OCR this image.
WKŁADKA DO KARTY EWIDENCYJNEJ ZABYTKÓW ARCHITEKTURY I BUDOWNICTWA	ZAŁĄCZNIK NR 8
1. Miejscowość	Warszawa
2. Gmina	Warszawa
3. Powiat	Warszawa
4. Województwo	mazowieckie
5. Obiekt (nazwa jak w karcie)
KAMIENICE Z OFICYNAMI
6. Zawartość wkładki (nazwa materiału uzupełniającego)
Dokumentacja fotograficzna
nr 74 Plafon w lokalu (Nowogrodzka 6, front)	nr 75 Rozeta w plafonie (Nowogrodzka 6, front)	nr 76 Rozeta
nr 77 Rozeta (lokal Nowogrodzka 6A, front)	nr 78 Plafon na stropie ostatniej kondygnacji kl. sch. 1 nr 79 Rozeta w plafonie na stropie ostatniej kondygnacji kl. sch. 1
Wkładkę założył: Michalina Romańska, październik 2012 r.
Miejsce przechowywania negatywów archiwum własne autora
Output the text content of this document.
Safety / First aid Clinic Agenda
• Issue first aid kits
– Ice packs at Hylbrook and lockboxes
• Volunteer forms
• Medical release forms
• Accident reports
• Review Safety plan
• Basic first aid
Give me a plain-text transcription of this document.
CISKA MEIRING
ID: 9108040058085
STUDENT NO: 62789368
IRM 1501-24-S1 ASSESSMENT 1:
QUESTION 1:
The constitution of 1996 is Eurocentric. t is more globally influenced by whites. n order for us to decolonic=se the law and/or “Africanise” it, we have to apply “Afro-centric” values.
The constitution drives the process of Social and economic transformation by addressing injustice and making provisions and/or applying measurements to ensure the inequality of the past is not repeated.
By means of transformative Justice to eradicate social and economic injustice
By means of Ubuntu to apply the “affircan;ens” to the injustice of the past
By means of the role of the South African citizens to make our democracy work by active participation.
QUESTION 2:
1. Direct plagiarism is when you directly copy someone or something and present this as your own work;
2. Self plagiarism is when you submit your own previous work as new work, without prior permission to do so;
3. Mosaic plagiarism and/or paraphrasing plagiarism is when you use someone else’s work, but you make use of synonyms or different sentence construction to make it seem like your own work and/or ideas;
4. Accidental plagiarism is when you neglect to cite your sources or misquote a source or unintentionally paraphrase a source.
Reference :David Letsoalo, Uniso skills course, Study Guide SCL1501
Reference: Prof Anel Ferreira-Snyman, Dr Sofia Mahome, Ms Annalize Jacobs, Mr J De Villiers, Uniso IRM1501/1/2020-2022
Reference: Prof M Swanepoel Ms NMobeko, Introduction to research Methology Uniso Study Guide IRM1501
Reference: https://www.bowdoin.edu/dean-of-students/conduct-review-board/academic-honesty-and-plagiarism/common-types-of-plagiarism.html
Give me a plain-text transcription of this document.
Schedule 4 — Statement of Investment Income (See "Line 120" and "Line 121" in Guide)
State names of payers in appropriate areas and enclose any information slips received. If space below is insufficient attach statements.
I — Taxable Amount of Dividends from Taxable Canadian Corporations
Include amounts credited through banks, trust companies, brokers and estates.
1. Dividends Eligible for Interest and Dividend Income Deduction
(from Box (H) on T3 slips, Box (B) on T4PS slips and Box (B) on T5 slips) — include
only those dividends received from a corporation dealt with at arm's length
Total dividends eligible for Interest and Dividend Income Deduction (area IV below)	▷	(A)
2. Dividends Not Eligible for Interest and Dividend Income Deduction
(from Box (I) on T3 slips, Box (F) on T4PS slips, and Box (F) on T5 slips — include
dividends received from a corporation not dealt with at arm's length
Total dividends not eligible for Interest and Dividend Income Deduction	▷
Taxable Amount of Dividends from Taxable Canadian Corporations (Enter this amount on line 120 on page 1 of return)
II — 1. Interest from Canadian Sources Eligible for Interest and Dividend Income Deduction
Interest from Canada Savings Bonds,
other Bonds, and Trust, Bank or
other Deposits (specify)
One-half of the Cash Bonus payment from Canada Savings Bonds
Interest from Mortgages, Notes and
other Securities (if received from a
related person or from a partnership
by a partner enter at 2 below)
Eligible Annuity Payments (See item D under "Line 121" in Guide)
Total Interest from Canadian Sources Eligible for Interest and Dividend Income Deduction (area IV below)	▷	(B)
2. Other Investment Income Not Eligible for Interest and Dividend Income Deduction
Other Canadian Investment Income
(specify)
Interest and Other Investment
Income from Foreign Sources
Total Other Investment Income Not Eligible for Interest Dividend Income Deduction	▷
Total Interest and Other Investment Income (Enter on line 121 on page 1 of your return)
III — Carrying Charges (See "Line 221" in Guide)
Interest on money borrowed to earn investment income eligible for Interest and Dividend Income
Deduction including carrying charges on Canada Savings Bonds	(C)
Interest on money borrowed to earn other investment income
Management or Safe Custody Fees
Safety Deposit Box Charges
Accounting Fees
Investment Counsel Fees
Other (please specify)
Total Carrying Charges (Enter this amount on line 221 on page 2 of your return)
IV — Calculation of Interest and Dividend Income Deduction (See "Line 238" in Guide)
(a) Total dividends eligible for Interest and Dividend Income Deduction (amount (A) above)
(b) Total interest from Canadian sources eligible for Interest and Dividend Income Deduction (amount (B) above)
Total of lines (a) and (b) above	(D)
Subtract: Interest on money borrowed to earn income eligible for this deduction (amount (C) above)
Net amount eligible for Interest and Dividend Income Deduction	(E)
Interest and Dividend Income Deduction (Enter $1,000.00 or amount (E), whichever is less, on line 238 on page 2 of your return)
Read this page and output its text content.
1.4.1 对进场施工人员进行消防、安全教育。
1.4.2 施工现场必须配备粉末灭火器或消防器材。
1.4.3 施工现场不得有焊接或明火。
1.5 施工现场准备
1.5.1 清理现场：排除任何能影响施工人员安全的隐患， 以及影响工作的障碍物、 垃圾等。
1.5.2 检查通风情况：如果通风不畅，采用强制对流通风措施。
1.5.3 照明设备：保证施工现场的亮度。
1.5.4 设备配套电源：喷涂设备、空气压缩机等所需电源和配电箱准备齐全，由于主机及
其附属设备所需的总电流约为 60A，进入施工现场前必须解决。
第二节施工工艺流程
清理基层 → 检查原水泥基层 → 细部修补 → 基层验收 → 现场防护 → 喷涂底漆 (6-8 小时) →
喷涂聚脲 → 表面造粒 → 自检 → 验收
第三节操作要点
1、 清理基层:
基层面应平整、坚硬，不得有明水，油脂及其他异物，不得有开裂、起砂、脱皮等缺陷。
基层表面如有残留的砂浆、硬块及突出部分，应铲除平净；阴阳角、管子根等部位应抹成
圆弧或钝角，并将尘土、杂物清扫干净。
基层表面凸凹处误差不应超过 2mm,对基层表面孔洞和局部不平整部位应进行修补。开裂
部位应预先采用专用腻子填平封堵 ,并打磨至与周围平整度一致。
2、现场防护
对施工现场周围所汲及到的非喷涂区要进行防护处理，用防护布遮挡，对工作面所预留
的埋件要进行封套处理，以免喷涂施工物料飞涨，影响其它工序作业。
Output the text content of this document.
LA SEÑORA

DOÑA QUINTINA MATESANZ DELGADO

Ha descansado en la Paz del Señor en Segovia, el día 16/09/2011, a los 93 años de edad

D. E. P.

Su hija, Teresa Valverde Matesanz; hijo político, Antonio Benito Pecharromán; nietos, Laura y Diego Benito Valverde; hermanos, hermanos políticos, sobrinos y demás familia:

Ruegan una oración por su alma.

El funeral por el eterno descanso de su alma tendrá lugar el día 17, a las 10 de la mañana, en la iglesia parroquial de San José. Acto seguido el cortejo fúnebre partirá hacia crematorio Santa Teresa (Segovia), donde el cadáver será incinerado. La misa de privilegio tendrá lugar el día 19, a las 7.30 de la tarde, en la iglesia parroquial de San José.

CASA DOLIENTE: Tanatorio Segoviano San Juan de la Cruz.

#### [Objective]
Looking at the records above, tally the lines holding "received" and reply with that number only.

#### [Right answer]
4